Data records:
-=-=-
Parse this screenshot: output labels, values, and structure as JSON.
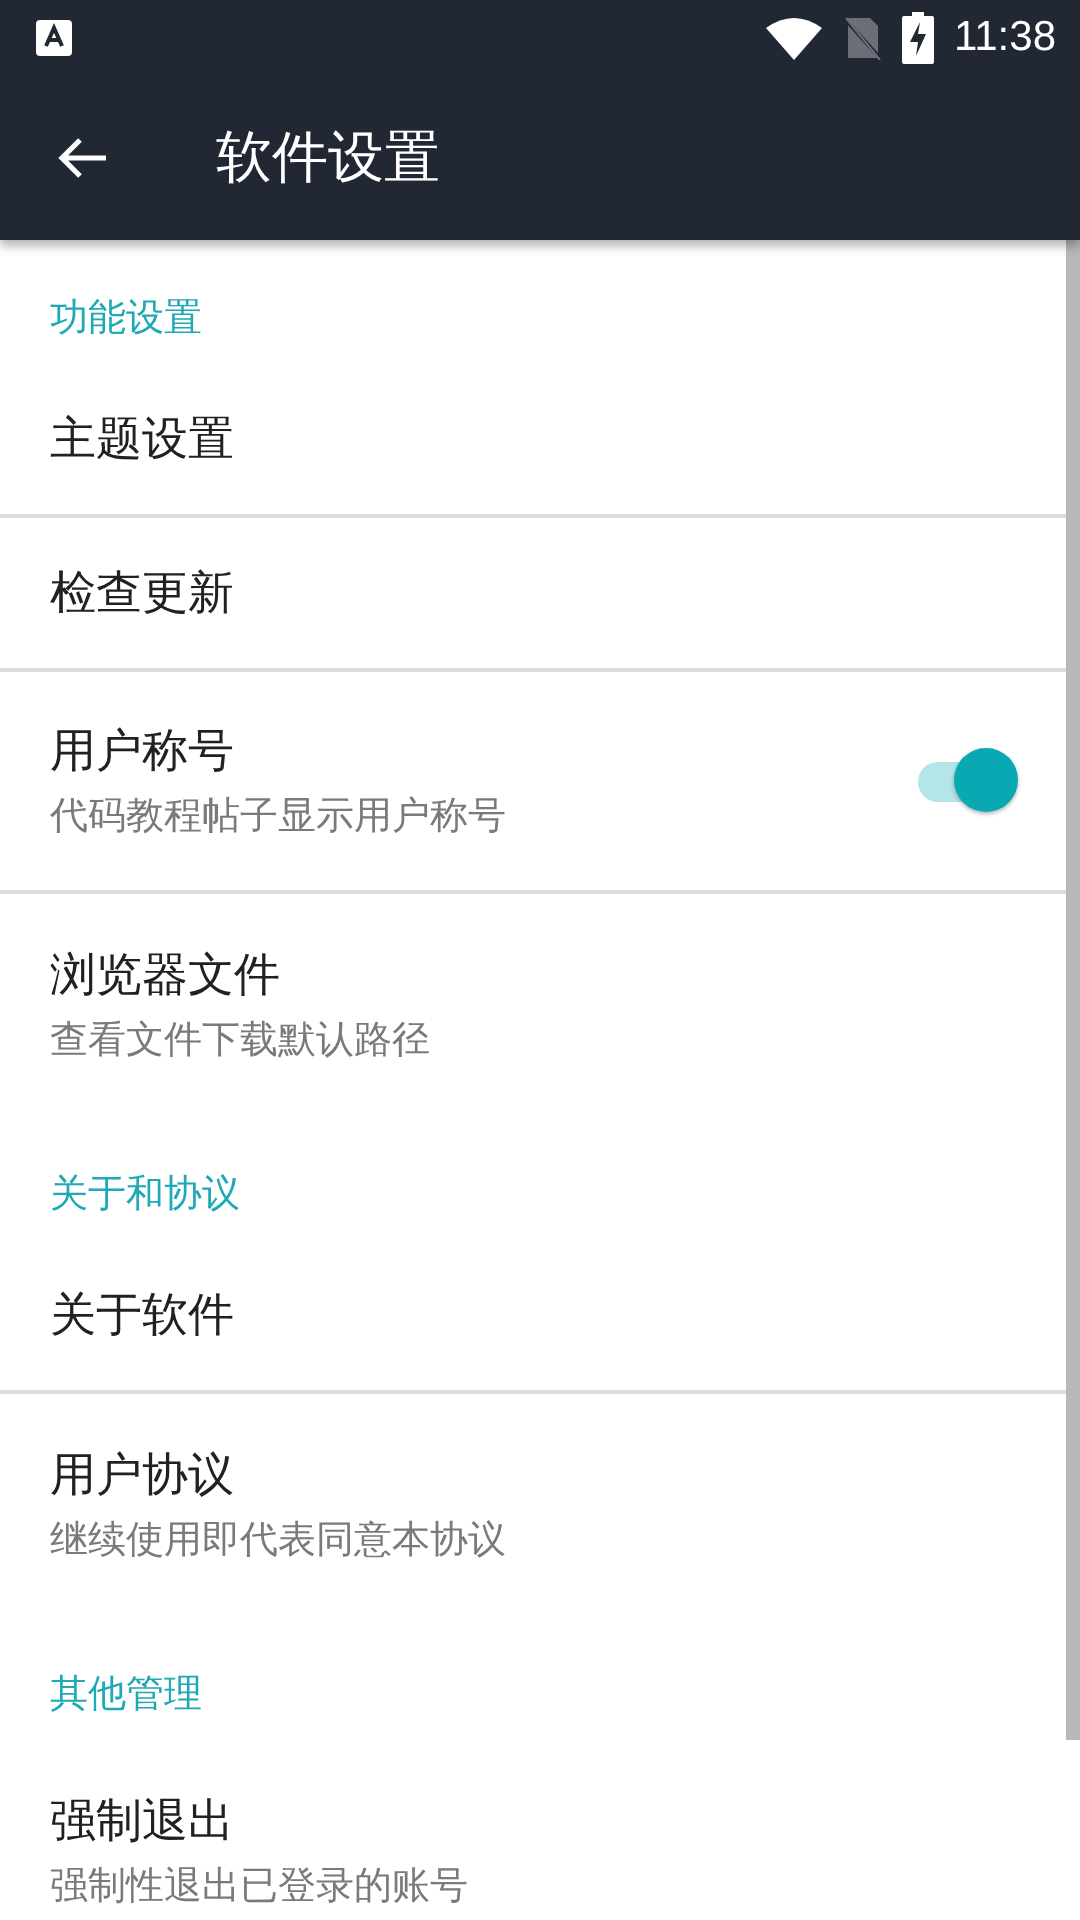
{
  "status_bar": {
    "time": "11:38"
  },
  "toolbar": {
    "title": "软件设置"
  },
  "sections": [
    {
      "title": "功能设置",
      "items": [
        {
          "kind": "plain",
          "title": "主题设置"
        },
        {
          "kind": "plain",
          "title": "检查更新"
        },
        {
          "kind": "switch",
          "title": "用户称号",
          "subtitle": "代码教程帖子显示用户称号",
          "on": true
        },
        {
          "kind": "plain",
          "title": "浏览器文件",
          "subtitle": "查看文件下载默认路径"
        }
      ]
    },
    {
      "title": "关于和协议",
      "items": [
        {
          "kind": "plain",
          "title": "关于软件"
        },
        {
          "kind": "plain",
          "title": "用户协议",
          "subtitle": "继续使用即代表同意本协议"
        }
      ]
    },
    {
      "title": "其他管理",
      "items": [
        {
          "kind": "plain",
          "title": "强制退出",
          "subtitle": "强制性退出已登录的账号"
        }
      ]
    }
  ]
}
-=-=-
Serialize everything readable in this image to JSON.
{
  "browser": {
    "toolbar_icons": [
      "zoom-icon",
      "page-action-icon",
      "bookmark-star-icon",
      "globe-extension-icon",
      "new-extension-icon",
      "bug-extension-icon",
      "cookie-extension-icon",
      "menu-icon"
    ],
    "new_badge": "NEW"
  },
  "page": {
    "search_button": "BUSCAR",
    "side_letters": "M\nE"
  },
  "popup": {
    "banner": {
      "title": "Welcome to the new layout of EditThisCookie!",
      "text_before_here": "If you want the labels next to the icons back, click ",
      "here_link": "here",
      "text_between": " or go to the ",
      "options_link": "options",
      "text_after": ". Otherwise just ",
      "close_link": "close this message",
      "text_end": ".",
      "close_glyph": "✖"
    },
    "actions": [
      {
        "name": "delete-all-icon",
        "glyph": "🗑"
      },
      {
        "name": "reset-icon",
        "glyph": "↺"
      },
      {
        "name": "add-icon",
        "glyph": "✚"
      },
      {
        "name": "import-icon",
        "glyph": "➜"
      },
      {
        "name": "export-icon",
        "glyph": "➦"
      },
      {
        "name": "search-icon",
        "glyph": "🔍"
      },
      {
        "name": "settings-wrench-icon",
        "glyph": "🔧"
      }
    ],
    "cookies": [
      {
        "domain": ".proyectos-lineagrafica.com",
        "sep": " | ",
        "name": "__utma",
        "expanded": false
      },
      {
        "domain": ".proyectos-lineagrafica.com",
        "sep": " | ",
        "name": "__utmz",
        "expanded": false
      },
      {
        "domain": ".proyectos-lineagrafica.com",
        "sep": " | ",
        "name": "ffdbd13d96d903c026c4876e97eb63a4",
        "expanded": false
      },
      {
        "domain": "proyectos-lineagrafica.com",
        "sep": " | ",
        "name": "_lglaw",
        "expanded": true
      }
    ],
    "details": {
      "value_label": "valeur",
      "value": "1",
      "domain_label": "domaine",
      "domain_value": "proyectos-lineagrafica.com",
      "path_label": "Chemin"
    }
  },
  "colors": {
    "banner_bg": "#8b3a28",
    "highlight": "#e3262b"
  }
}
-=-=-
• **Instruction**
Search the lines for the string "extension" and copy every line that has it.

• **Response below**
      "globe-extension-icon",
      "new-extension-icon",
      "bug-extension-icon",
      "cookie-extension-icon",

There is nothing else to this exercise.